▶ _Problem_: From the records below, pull each line that has "Small".

▶ _Data extract_:
--

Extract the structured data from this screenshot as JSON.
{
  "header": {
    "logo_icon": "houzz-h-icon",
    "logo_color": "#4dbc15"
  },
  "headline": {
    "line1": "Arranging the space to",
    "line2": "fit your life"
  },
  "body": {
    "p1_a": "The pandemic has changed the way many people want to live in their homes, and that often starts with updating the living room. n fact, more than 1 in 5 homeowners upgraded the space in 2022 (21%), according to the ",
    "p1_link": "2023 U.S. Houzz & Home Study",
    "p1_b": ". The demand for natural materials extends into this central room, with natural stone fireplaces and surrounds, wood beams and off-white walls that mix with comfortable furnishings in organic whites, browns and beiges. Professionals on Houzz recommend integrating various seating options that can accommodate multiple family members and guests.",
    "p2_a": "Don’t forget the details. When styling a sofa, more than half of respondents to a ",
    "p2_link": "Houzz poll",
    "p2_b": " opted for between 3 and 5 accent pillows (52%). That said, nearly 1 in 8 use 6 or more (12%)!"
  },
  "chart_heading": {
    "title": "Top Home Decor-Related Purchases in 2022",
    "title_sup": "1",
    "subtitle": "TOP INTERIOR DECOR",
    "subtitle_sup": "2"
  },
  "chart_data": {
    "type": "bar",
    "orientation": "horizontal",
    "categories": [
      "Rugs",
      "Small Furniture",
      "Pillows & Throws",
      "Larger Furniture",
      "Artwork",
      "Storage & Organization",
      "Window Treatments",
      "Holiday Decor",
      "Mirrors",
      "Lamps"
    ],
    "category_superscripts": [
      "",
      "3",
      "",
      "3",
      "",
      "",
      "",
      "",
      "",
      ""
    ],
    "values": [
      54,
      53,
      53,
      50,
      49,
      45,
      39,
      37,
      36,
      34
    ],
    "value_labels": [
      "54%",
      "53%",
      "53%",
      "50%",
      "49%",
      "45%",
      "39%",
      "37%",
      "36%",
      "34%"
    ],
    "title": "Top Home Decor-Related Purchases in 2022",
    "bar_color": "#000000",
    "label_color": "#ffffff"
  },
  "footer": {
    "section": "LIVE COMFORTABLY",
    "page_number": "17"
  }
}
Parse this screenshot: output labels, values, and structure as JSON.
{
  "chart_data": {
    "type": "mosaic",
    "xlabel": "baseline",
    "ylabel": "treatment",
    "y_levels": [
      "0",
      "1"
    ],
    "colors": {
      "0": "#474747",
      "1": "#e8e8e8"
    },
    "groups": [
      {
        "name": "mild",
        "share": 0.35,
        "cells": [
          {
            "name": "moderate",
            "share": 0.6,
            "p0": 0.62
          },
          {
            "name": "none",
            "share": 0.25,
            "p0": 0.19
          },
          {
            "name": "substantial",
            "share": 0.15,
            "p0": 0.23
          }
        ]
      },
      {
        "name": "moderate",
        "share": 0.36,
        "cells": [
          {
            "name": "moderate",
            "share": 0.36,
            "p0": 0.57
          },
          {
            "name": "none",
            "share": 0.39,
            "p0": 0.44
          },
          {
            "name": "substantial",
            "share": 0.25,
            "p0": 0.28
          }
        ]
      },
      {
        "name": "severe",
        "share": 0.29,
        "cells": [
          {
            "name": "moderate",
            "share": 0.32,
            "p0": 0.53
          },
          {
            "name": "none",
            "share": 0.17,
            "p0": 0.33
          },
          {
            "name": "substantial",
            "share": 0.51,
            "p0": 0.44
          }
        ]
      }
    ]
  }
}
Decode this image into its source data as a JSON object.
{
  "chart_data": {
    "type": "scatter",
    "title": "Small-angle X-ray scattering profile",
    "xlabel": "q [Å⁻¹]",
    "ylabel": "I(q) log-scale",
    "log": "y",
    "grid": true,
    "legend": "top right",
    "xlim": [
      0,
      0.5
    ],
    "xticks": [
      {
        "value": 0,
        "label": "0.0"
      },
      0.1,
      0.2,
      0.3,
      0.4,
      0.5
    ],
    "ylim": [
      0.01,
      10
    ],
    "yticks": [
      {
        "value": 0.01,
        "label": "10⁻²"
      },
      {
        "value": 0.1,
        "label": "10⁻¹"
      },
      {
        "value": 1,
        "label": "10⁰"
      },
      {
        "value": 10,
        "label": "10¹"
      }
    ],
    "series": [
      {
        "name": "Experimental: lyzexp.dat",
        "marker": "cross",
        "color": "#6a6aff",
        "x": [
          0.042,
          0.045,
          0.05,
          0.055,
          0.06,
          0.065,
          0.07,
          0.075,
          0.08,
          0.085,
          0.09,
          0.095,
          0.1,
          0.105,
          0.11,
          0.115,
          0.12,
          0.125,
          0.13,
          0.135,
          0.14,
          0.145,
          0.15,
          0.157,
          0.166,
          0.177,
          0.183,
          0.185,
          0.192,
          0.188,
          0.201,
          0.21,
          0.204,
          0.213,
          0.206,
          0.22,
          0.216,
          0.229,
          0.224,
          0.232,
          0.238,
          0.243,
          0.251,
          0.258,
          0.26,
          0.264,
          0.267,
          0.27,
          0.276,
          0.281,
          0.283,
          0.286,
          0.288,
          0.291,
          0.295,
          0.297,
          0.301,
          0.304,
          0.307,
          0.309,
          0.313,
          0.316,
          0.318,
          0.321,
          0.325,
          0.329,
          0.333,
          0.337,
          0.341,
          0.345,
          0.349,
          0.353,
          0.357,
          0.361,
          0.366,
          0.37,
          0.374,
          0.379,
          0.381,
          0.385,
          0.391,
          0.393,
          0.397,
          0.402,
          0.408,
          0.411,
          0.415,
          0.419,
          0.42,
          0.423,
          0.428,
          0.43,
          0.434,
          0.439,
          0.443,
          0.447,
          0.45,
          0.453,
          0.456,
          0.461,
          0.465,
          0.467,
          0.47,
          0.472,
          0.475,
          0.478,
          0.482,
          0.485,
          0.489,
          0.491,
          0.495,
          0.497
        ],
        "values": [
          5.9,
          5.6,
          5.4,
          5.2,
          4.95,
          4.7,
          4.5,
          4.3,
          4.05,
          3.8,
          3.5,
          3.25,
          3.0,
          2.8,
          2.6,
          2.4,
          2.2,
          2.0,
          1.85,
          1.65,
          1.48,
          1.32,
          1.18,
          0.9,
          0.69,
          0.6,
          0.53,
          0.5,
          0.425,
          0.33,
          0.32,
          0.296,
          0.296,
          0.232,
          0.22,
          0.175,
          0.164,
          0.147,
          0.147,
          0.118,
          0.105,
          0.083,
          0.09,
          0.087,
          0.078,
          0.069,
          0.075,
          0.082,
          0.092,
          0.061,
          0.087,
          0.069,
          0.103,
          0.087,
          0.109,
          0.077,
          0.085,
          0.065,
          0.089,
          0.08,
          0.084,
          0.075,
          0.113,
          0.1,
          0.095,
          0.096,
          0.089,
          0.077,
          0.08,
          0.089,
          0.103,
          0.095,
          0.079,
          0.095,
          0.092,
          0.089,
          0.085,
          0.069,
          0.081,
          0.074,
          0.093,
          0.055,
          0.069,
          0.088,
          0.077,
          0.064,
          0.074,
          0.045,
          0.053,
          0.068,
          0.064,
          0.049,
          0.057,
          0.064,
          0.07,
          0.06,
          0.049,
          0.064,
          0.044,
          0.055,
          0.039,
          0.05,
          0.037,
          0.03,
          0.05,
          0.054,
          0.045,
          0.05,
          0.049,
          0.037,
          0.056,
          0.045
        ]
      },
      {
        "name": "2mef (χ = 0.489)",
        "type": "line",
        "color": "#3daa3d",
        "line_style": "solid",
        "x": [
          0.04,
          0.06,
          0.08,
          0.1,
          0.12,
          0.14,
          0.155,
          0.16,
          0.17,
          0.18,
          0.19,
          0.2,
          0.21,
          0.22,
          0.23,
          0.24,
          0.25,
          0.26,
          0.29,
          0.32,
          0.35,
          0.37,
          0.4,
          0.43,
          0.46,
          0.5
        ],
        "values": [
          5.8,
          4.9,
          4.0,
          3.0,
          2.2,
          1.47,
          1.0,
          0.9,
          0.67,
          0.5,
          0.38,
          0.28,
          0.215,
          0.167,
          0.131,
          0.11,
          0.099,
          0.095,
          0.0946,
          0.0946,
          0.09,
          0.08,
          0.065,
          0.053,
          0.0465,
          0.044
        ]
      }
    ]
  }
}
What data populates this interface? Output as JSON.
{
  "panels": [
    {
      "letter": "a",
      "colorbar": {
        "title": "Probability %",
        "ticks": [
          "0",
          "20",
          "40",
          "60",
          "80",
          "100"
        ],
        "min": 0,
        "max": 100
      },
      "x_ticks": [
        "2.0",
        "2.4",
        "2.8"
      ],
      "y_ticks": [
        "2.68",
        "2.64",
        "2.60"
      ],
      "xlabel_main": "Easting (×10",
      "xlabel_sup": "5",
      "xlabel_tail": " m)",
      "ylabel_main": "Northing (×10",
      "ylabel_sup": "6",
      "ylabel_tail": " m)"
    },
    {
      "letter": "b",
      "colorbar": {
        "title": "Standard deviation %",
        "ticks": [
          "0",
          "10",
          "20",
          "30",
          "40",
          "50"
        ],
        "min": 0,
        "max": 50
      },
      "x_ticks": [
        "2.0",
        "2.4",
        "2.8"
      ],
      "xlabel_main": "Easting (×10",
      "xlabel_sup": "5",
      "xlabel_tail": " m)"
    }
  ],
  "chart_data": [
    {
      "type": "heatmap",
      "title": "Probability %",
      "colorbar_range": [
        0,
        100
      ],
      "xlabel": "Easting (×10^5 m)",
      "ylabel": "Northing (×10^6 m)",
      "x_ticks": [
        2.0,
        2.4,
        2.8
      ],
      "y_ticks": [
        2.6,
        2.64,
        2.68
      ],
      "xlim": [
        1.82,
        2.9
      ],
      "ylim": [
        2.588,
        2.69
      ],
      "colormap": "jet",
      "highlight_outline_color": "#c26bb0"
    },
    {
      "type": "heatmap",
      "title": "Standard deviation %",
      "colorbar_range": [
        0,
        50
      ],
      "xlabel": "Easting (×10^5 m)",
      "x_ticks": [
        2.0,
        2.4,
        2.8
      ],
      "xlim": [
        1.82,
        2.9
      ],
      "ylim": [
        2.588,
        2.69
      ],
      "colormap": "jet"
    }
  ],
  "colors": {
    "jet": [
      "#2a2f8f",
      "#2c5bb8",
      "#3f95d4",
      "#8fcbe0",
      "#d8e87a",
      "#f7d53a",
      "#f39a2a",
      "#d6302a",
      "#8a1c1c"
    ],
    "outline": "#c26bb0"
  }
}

--

▶ _Solution below_:
      "Small Furniture",
    "title": "Small-angle X-ray scattering profile",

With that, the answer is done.